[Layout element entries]
--- Start ---
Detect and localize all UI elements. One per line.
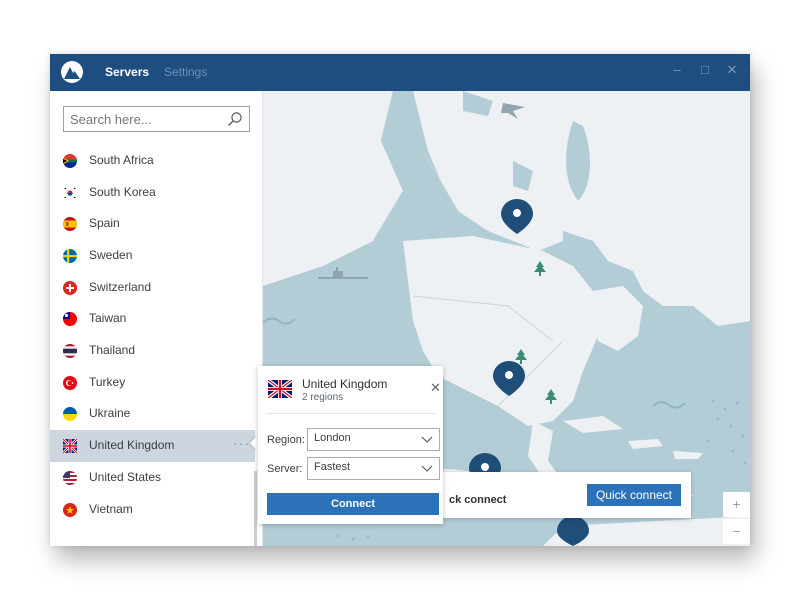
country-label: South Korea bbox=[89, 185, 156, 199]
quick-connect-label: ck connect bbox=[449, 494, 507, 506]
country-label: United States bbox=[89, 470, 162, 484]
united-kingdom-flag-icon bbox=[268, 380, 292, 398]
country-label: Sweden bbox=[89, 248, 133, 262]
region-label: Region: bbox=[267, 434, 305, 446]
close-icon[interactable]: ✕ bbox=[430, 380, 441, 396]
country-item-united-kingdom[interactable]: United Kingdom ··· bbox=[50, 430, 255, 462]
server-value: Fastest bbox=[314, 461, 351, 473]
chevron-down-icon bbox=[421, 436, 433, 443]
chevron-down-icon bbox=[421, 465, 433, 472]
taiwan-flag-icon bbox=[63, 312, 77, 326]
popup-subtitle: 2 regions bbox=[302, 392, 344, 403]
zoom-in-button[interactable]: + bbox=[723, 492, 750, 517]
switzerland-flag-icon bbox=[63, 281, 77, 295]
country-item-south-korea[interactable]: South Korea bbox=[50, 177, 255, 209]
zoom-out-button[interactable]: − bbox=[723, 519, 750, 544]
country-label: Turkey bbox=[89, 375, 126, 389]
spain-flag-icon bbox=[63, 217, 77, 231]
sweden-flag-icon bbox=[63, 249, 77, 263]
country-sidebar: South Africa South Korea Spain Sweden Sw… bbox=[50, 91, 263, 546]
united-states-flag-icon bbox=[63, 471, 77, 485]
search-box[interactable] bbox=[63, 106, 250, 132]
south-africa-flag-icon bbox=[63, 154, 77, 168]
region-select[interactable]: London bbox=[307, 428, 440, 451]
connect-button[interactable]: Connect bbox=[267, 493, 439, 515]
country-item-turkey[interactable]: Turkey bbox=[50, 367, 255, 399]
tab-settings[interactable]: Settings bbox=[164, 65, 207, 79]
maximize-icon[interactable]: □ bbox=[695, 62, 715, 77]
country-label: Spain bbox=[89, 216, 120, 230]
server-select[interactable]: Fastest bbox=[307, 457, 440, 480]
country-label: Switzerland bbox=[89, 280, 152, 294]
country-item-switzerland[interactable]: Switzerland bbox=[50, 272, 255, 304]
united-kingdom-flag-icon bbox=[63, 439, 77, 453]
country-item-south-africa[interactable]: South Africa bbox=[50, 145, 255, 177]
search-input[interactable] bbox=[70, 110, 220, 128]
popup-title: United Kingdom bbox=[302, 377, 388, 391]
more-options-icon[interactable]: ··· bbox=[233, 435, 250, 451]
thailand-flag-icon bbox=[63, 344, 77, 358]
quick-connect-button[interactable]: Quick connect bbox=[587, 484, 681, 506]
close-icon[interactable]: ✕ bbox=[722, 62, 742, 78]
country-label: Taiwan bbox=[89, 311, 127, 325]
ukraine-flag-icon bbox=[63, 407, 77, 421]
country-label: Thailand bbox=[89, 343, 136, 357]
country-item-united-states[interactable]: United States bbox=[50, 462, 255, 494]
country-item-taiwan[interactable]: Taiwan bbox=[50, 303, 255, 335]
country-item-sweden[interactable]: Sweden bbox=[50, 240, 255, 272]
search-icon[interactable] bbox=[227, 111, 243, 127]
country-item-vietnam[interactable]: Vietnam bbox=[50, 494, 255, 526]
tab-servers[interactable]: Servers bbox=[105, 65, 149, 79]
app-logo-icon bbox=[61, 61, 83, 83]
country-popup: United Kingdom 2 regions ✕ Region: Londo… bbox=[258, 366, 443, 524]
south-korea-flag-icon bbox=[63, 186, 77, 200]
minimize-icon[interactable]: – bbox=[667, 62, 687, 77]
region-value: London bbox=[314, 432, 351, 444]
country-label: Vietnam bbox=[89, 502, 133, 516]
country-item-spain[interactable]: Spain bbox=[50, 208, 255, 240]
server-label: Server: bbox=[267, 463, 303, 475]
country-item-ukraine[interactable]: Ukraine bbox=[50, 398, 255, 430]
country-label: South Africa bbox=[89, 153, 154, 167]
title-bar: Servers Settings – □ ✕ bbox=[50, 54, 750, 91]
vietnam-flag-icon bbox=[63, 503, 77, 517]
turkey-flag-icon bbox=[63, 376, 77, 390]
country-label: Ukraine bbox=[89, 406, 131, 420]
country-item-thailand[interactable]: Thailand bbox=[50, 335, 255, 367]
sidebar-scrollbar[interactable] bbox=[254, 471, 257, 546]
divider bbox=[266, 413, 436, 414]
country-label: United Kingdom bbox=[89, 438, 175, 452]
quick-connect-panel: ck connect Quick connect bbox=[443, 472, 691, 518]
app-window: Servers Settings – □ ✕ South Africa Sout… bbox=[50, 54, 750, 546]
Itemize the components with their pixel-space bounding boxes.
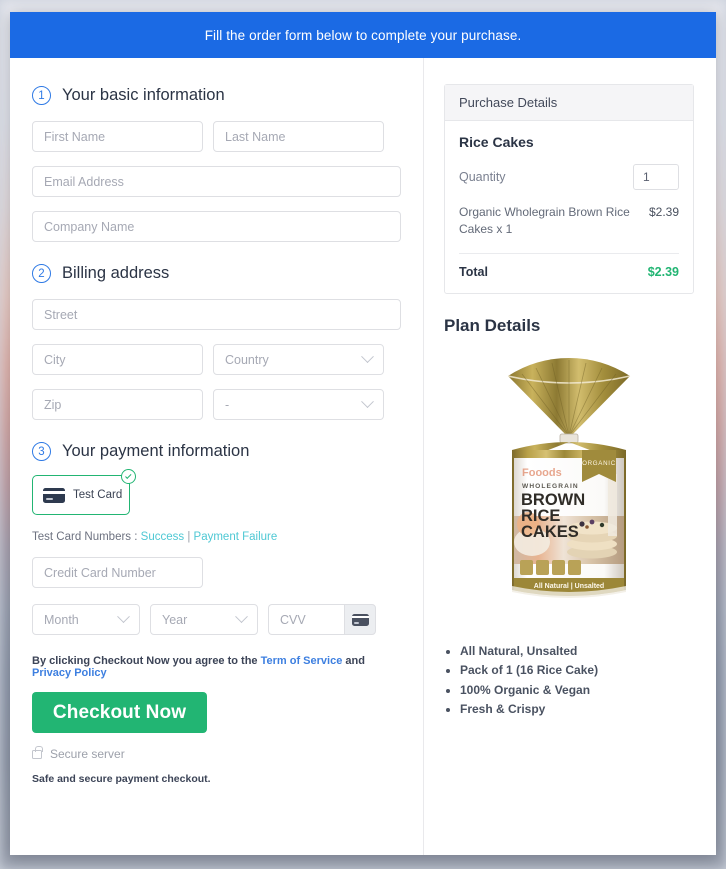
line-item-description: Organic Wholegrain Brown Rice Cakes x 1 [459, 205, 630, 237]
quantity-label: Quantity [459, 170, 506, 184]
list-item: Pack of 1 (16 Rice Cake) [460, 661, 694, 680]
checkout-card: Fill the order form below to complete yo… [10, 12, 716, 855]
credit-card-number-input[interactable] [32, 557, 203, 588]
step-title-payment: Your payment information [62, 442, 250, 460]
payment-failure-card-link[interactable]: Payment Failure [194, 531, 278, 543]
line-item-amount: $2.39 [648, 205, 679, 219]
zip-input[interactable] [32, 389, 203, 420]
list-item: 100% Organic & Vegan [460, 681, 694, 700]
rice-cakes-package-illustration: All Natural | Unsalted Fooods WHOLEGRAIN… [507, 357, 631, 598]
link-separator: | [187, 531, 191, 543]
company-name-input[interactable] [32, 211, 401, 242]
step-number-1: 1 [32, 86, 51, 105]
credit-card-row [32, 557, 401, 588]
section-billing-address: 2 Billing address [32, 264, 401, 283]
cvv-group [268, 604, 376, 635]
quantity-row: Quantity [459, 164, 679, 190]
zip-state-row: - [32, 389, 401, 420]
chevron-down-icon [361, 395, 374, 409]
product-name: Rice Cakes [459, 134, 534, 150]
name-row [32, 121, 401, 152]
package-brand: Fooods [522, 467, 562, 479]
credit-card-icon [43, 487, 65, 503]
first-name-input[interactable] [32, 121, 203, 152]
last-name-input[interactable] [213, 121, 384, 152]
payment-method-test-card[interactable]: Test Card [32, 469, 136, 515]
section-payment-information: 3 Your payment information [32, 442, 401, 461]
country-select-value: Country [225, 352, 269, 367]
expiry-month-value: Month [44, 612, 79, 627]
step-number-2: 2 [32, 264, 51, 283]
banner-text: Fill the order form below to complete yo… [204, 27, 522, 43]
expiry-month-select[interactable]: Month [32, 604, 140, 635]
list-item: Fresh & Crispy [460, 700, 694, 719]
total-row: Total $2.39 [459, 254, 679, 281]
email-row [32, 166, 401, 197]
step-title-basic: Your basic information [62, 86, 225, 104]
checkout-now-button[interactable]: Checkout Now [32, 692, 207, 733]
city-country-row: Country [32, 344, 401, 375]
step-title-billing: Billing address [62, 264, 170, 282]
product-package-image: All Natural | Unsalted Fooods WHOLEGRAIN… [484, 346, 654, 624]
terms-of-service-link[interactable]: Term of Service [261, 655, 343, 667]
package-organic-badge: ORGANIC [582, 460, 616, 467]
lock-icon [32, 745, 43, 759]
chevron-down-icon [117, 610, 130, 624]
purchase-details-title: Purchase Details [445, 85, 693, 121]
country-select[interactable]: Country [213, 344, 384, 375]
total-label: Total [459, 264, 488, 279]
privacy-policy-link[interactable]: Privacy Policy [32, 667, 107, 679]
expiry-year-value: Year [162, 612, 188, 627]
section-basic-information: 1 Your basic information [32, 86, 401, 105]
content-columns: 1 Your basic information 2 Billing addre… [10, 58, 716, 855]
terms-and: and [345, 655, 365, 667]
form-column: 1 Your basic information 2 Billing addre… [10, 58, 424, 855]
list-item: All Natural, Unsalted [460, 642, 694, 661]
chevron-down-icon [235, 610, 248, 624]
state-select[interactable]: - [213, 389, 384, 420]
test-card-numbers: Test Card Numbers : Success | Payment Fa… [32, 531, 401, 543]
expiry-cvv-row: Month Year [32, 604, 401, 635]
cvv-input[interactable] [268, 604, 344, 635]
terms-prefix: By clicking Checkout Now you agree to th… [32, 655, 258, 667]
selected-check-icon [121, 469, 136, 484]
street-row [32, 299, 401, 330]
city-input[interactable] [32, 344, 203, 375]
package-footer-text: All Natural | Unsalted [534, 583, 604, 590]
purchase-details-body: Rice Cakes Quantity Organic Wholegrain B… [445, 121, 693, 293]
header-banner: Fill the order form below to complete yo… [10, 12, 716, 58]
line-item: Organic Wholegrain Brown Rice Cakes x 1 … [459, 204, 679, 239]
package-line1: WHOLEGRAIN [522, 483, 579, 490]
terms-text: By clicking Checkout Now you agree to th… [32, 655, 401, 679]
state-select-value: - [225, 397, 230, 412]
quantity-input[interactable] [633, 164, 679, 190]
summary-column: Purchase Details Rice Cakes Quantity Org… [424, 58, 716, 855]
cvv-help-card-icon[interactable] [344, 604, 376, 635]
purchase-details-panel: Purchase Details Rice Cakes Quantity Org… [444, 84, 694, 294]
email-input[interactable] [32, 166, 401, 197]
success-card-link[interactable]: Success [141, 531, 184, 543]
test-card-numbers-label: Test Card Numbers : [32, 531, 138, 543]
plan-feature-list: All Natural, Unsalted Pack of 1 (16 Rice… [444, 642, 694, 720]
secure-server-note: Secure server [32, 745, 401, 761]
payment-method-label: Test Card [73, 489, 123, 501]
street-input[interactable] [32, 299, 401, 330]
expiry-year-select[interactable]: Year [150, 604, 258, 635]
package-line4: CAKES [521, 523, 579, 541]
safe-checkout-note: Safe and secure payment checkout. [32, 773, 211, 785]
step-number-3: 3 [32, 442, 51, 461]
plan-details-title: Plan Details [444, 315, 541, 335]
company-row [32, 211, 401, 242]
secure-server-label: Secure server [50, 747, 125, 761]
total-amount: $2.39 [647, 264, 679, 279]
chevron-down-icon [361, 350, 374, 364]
--- End ---
--- Start ---
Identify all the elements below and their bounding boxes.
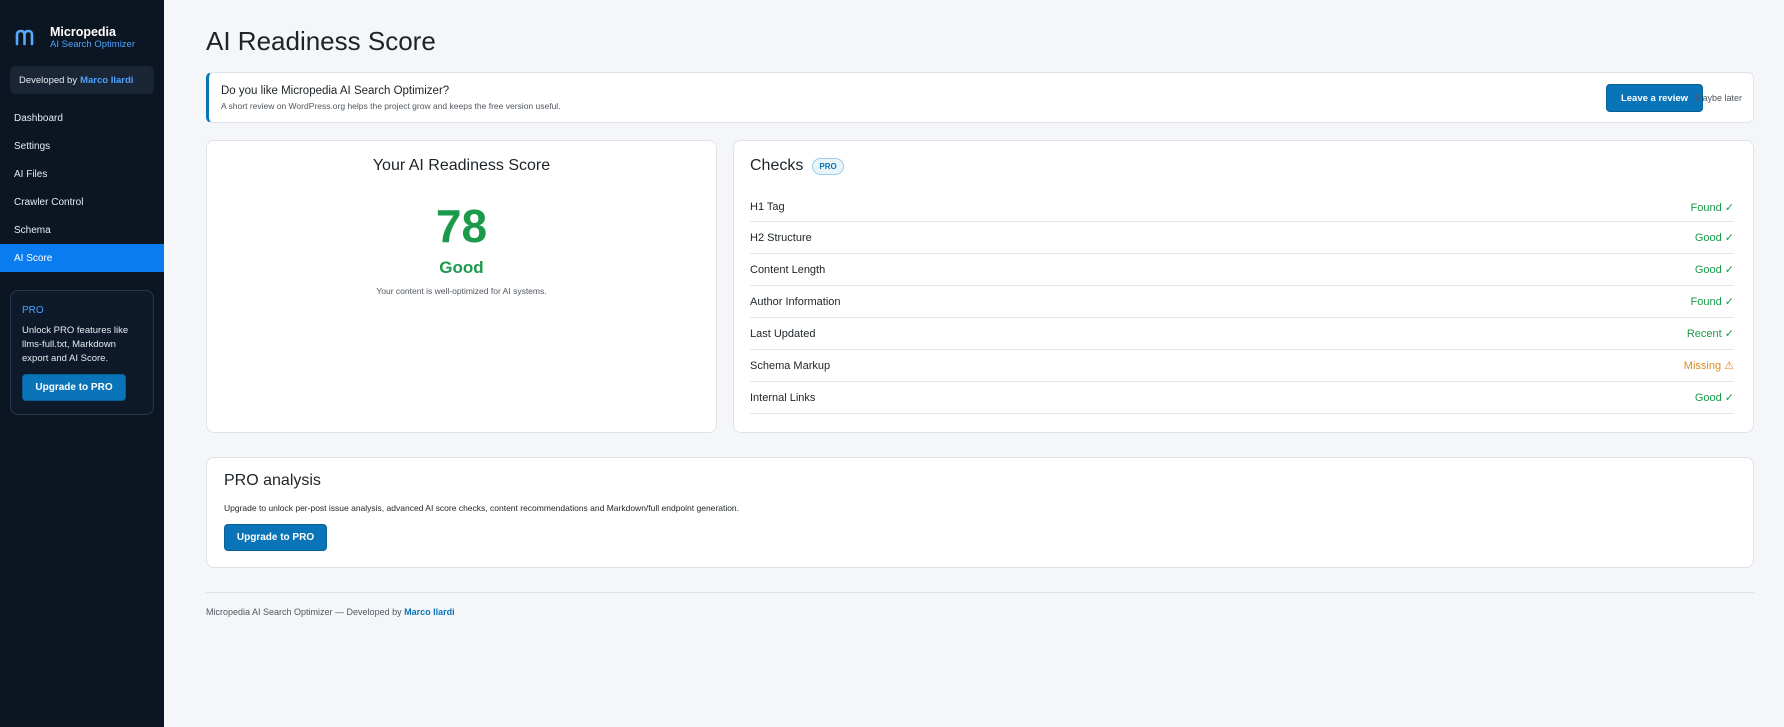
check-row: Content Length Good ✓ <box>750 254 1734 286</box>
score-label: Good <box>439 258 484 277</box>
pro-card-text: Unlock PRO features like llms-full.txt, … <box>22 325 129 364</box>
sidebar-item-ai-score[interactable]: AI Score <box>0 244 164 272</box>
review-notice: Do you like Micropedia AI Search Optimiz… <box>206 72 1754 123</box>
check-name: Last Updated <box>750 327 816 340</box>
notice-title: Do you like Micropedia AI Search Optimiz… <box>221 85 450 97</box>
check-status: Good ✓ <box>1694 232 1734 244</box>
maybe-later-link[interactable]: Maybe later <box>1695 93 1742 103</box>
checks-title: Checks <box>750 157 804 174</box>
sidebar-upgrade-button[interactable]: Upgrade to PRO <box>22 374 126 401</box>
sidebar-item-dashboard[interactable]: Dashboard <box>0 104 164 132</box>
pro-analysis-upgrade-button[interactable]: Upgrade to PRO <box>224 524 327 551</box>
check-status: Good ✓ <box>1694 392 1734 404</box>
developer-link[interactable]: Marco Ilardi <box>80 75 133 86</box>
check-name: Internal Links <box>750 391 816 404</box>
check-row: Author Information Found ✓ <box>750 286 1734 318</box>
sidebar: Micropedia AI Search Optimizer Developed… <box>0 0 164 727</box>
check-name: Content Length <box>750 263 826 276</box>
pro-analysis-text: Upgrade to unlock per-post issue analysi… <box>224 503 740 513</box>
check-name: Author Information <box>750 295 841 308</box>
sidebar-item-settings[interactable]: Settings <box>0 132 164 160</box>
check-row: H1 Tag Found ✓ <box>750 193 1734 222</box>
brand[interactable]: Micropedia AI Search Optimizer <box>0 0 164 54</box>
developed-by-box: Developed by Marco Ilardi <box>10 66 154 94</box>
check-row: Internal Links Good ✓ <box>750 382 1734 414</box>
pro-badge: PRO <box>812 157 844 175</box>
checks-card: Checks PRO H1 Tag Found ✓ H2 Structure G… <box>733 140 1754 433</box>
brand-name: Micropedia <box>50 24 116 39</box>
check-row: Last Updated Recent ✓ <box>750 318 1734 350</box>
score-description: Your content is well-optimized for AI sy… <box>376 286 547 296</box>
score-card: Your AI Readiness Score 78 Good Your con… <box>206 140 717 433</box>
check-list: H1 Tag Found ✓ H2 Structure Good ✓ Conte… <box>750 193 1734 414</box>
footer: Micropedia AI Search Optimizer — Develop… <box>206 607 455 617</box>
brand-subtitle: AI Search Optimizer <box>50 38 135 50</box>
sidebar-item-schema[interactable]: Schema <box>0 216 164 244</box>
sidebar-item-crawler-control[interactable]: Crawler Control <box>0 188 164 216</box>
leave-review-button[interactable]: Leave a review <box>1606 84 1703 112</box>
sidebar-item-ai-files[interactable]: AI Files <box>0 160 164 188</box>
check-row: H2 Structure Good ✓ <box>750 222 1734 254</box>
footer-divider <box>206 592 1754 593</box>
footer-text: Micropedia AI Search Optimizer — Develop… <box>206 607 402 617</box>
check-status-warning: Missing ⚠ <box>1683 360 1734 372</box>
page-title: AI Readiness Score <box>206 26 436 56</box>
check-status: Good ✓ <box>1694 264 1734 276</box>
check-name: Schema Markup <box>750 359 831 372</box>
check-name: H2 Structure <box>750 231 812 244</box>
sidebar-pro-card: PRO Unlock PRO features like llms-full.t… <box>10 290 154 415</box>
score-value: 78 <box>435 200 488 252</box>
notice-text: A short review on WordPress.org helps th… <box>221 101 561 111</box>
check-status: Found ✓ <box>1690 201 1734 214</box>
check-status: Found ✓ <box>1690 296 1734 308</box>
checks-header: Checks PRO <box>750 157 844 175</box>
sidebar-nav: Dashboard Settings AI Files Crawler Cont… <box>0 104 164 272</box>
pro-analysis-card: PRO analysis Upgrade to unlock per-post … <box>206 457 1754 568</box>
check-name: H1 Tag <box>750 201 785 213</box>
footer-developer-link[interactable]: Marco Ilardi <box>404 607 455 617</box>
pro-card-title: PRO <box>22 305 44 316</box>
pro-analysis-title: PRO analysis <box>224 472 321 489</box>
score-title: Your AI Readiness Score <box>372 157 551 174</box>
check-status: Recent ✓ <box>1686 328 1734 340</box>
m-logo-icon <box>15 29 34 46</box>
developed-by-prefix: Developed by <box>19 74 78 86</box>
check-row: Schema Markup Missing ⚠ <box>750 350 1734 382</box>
--- End ---
--- Start ---
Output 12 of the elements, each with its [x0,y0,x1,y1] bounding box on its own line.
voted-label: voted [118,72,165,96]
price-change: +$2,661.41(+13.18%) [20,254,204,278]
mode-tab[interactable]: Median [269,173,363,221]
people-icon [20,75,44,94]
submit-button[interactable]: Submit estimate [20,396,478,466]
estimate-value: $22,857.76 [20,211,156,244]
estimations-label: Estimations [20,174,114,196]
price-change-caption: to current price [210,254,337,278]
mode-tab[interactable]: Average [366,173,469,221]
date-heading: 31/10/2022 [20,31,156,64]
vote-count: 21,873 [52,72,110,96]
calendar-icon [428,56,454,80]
--- End ---
Convert everything from the line containing "Output 12 of" down to the line containing "calendar-icon [428,56,454,80]" into a Markdown table with the columns No. and Line, numbering each row and leaving out blank lines.

| No. | Line |
|---|---|
| 1 | Output 12 of the elements, each with its [x0,y0,x1,y1] bounding box on its own line. |
| 2 | voted-label: voted [118,72,165,96] |
| 3 | price-change: +$2,661.41(+13.18%) [20,254,204,278] |
| 4 | mode-tab[interactable]: Median [269,173,363,221] |
| 5 | people-icon [20,75,44,94] |
| 6 | submit-button[interactable]: Submit estimate [20,396,478,466] |
| 7 | estimate-value: $22,857.76 [20,211,156,244] |
| 8 | estimations-label: Estimations [20,174,114,196] |
| 9 | price-change-caption: to current price [210,254,337,278] |
| 10 | mode-tab[interactable]: Average [366,173,469,221] |
| 11 | date-heading: 31/10/2022 [20,31,156,64] |
| 12 | vote-count: 21,873 [52,72,110,96] |
| 13 | calendar-icon [428,56,454,80] |